Data for this exercise.
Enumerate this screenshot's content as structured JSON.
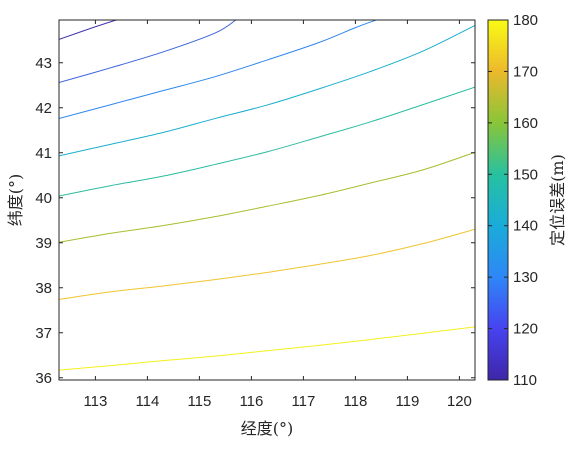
{
  "chart_data": {
    "type": "contour",
    "xlabel": "经度(°)",
    "ylabel": "纬度(°)",
    "colorbar_label": "定位误差(m)",
    "xlim": [
      112.3,
      120.3
    ],
    "ylim": [
      35.95,
      43.95
    ],
    "x_ticks": [
      "113",
      "114",
      "115",
      "116",
      "117",
      "118",
      "119",
      "120"
    ],
    "y_ticks": [
      "36",
      "37",
      "38",
      "39",
      "40",
      "41",
      "42",
      "43"
    ],
    "colorbar_range": [
      110,
      180
    ],
    "colorbar_ticks": [
      "110",
      "120",
      "130",
      "140",
      "150",
      "160",
      "170",
      "180"
    ],
    "colormap": [
      "#3e26a8",
      "#4743f0",
      "#2e87f7",
      "#1aacd9",
      "#27c1a0",
      "#89c538",
      "#ecb92c",
      "#f9fb15"
    ],
    "grid": false,
    "levels": [
      {
        "value": 175,
        "color": "#f5f01d",
        "points": [
          [
            112.3,
            36.17
          ],
          [
            113.3,
            36.27
          ],
          [
            114.3,
            36.38
          ],
          [
            115.3,
            36.48
          ],
          [
            116.3,
            36.6
          ],
          [
            117.3,
            36.72
          ],
          [
            118.3,
            36.85
          ],
          [
            119.3,
            36.99
          ],
          [
            120.3,
            37.13
          ]
        ]
      },
      {
        "value": 167,
        "color": "#efc52e",
        "points": [
          [
            112.3,
            37.74
          ],
          [
            113.3,
            37.91
          ],
          [
            114.3,
            38.04
          ],
          [
            115.3,
            38.18
          ],
          [
            116.3,
            38.34
          ],
          [
            117.3,
            38.52
          ],
          [
            118.3,
            38.72
          ],
          [
            119.3,
            38.98
          ],
          [
            120.3,
            39.3
          ]
        ]
      },
      {
        "value": 157,
        "color": "#a8be2e",
        "points": [
          [
            112.3,
            39.01
          ],
          [
            113.3,
            39.21
          ],
          [
            114.3,
            39.38
          ],
          [
            115.3,
            39.58
          ],
          [
            116.3,
            39.81
          ],
          [
            117.3,
            40.05
          ],
          [
            118.3,
            40.33
          ],
          [
            119.3,
            40.62
          ],
          [
            120.3,
            41.01
          ]
        ]
      },
      {
        "value": 149,
        "color": "#2bbc9e",
        "points": [
          [
            112.3,
            40.04
          ],
          [
            113.3,
            40.27
          ],
          [
            114.3,
            40.48
          ],
          [
            115.3,
            40.74
          ],
          [
            116.3,
            41.02
          ],
          [
            117.3,
            41.35
          ],
          [
            118.3,
            41.69
          ],
          [
            119.3,
            42.07
          ],
          [
            120.3,
            42.46
          ]
        ]
      },
      {
        "value": 141,
        "color": "#19aecd",
        "points": [
          [
            112.3,
            40.93
          ],
          [
            113.3,
            41.19
          ],
          [
            114.3,
            41.45
          ],
          [
            115.3,
            41.76
          ],
          [
            116.3,
            42.06
          ],
          [
            117.3,
            42.42
          ],
          [
            118.3,
            42.81
          ],
          [
            119.3,
            43.26
          ],
          [
            120.3,
            43.83
          ]
        ]
      },
      {
        "value": 132,
        "color": "#2e87ee",
        "points": [
          [
            112.3,
            41.76
          ],
          [
            113.3,
            42.07
          ],
          [
            114.3,
            42.38
          ],
          [
            115.3,
            42.69
          ],
          [
            116.3,
            43.06
          ],
          [
            117.3,
            43.45
          ],
          [
            118.0,
            43.78
          ],
          [
            118.4,
            43.95
          ]
        ]
      },
      {
        "value": 123,
        "color": "#3c63dc",
        "points": [
          [
            112.3,
            42.56
          ],
          [
            113.3,
            42.89
          ],
          [
            114.3,
            43.24
          ],
          [
            115.3,
            43.66
          ],
          [
            115.7,
            43.95
          ]
        ]
      },
      {
        "value": 115,
        "color": "#3f35b0",
        "points": [
          [
            112.3,
            43.52
          ],
          [
            113.0,
            43.8
          ],
          [
            113.4,
            43.95
          ]
        ]
      }
    ]
  }
}
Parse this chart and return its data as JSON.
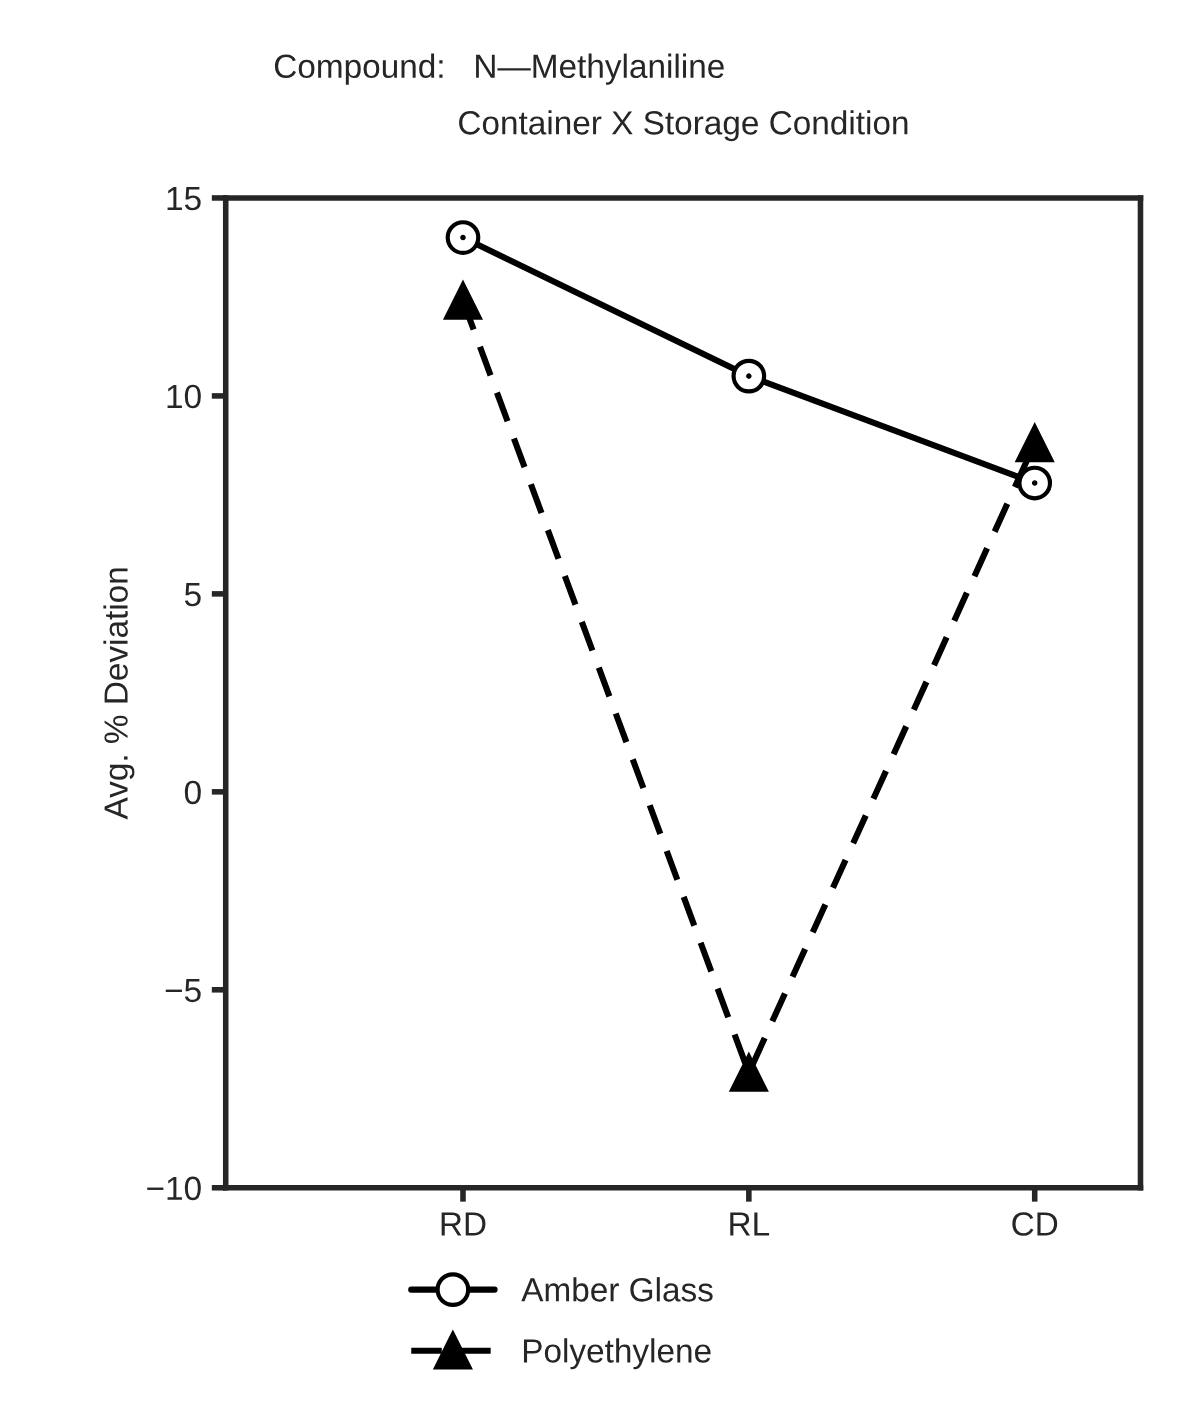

What you have to do. From the listing above, return each line with the word "JSON".

Final result.
Enumerate this screenshot's content as structured JSON.
Parse this chart and return its data as JSON.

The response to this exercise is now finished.